■ **Do this**: Reproduce each record below exactly as written.

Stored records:

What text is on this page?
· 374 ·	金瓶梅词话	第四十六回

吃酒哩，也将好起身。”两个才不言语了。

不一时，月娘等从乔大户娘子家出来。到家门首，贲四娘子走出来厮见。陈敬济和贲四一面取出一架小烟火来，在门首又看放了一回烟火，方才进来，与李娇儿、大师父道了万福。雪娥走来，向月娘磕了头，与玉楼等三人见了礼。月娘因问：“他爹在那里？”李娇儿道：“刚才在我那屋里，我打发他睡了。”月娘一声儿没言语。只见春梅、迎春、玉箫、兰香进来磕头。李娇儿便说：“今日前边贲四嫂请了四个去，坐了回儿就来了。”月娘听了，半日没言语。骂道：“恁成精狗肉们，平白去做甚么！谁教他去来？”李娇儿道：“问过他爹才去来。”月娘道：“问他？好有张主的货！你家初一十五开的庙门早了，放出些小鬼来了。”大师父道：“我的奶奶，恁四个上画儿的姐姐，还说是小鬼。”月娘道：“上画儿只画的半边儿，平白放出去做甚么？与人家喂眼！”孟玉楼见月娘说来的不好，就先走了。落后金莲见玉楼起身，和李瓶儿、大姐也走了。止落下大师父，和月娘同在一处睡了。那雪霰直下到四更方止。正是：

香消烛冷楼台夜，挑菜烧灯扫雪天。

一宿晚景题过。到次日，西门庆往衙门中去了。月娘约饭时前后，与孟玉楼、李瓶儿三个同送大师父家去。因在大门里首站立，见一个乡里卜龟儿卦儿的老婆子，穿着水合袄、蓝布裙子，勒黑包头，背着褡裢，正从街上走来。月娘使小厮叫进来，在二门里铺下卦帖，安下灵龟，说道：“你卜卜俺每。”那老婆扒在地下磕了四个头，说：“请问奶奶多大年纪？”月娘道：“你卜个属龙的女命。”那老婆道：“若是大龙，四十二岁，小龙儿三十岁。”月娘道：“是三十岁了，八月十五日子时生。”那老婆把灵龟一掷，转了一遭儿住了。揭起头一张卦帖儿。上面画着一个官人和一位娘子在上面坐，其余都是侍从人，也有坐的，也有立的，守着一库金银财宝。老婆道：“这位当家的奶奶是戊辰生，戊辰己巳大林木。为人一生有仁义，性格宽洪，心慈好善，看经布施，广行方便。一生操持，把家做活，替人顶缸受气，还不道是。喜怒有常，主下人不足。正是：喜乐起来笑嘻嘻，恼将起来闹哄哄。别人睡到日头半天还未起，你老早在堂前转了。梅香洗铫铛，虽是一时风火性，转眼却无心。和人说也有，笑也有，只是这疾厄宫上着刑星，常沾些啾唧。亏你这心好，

■ **Output of the task**:
What text is on this page?
· 374 ·	金瓶梅词话	第四十六回

吃酒哩，也将好起身。”两个才不言语了。

不一时，月娘等从乔大户娘子家出来。到家门首，贲四娘子走出来厮见。陈敬济和贲四一面取出一架小烟火来，在门首又看放了一回烟火，方才进来，与李娇儿、大师父道了万福。雪娥走来，向月娘磕了头，与玉楼等三人见了礼。月娘因问：“他爹在那里？”李娇儿道：“刚才在我那屋里，我打发他睡了。”月娘一声儿没言语。只见春梅、迎春、玉箫、兰香进来磕头。李娇儿便说：“今日前边贲四嫂请了四个去，坐了回儿就来了。”月娘听了，半日没言语。骂道：“恁成精狗肉们，平白去做甚么！谁教他去来？”李娇儿道：“问过他爹才去来。”月娘道：“问他？好有张主的货！你家初一十五开的庙门早了，放出些小鬼来了。”大师父道：“我的奶奶，恁四个上画儿的姐姐，还说是小鬼。”月娘道：“上画儿只画的半边儿，平白放出去做甚么？与人家喂眼！”孟玉楼见月娘说来的不好，就先走了。落后金莲见玉楼起身，和李瓶儿、大姐也走了。止落下大师父，和月娘同在一处睡了。那雪霰直下到四更方止。正是：

香消烛冷楼台夜，挑菜烧灯扫雪天。

一宿晚景题过。到次日，西门庆往衙门中去了。月娘约饭时前后，与孟玉楼、李瓶儿三个同送大师父家去。因在大门里首站立，见一个乡里卜龟儿卦儿的老婆子，穿着水合袄、蓝布裙子，勒黑包头，背着褡裢，正从街上走来。月娘使小厮叫进来，在二门里铺下卦帖，安下灵龟，说道：“你卜卜俺每。”那老婆扒在地下磕了四个头，说：“请问奶奶多大年纪？”月娘道：“你卜个属龙的女命。”那老婆道：“若是大龙，四十二岁，小龙儿三十岁。”月娘道：“是三十岁了，八月十五日子时生。”那老婆把灵龟一掷，转了一遭儿住了。揭起头一张卦帖儿。上面画着一个官人和一位娘子在上面坐，其余都是侍从人，也有坐的，也有立的，守着一库金银财宝。老婆道：“这位当家的奶奶是戊辰生，戊辰己巳大林木。为人一生有仁义，性格宽洪，心慈好善，看经布施，广行方便。一生操持，把家做活，替人顶缸受气，还不道是。喜怒有常，主下人不足。正是：喜乐起来笑嘻嘻，恼将起来闹哄哄。别人睡到日头半天还未起，你老早在堂前转了。梅香洗铫铛，虽是一时风火性，转眼却无心。和人说也有，笑也有，只是这疾厄宫上着刑星，常沾些啾唧。亏你这心好，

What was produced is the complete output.